>> begin Data lines
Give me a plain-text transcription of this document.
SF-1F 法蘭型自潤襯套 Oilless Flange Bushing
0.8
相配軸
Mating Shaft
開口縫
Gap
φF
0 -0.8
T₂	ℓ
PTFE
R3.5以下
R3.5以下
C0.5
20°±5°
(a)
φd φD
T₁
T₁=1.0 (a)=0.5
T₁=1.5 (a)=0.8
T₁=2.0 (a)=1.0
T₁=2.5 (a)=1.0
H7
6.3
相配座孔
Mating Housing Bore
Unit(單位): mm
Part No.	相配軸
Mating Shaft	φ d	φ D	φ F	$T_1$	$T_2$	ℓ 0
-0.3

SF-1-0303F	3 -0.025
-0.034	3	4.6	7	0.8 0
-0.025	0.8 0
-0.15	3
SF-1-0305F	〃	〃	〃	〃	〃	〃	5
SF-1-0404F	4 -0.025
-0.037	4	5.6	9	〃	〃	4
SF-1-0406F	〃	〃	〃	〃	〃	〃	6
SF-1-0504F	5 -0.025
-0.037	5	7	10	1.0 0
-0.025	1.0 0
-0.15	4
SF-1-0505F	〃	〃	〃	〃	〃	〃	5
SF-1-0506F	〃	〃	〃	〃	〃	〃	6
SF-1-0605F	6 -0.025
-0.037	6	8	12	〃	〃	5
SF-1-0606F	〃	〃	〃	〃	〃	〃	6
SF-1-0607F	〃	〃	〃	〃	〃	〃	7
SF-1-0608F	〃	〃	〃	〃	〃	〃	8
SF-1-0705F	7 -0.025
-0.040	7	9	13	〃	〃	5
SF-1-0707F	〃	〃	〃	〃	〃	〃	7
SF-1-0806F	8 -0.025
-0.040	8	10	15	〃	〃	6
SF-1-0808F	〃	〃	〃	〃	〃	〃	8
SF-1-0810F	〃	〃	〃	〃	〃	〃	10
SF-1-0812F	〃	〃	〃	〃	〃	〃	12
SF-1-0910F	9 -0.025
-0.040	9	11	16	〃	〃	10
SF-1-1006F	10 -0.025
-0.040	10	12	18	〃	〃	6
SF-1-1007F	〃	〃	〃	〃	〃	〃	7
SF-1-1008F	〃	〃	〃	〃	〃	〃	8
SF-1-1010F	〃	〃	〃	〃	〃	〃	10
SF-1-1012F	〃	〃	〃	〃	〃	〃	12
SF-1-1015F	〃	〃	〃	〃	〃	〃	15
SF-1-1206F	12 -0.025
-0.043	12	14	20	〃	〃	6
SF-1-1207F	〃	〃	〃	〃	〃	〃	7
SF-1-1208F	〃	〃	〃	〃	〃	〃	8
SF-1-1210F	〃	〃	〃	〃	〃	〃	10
>> end Data lines
Set problem: Give the records above again, word for word.

Full answer:
Give me a plain-text transcription of this document.
SF-1F 法蘭型自潤襯套 Oilless Flange Bushing
0.8
相配軸
Mating Shaft
開口縫
Gap
φF
0 -0.8
T₂	ℓ
PTFE
R3.5以下
R3.5以下
C0.5
20°±5°
(a)
φd φD
T₁
T₁=1.0 (a)=0.5
T₁=1.5 (a)=0.8
T₁=2.0 (a)=1.0
T₁=2.5 (a)=1.0
H7
6.3
相配座孔
Mating Housing Bore
Unit(單位): mm
Part No.	相配軸
Mating Shaft	φ d	φ D	φ F	$T_1$	$T_2$	ℓ 0
-0.3

SF-1-0303F	3 -0.025
-0.034	3	4.6	7	0.8 0
-0.025	0.8 0
-0.15	3
SF-1-0305F	〃	〃	〃	〃	〃	〃	5
SF-1-0404F	4 -0.025
-0.037	4	5.6	9	〃	〃	4
SF-1-0406F	〃	〃	〃	〃	〃	〃	6
SF-1-0504F	5 -0.025
-0.037	5	7	10	1.0 0
-0.025	1.0 0
-0.15	4
SF-1-0505F	〃	〃	〃	〃	〃	〃	5
SF-1-0506F	〃	〃	〃	〃	〃	〃	6
SF-1-0605F	6 -0.025
-0.037	6	8	12	〃	〃	5
SF-1-0606F	〃	〃	〃	〃	〃	〃	6
SF-1-0607F	〃	〃	〃	〃	〃	〃	7
SF-1-0608F	〃	〃	〃	〃	〃	〃	8
SF-1-0705F	7 -0.025
-0.040	7	9	13	〃	〃	5
SF-1-0707F	〃	〃	〃	〃	〃	〃	7
SF-1-0806F	8 -0.025
-0.040	8	10	15	〃	〃	6
SF-1-0808F	〃	〃	〃	〃	〃	〃	8
SF-1-0810F	〃	〃	〃	〃	〃	〃	10
SF-1-0812F	〃	〃	〃	〃	〃	〃	12
SF-1-0910F	9 -0.025
-0.040	9	11	16	〃	〃	10
SF-1-1006F	10 -0.025
-0.040	10	12	18	〃	〃	6
SF-1-1007F	〃	〃	〃	〃	〃	〃	7
SF-1-1008F	〃	〃	〃	〃	〃	〃	8
SF-1-1010F	〃	〃	〃	〃	〃	〃	10
SF-1-1012F	〃	〃	〃	〃	〃	〃	12
SF-1-1015F	〃	〃	〃	〃	〃	〃	15
SF-1-1206F	12 -0.025
-0.043	12	14	20	〃	〃	6
SF-1-1207F	〃	〃	〃	〃	〃	〃	7
SF-1-1208F	〃	〃	〃	〃	〃	〃	8
SF-1-1210F	〃	〃	〃	〃	〃	〃	10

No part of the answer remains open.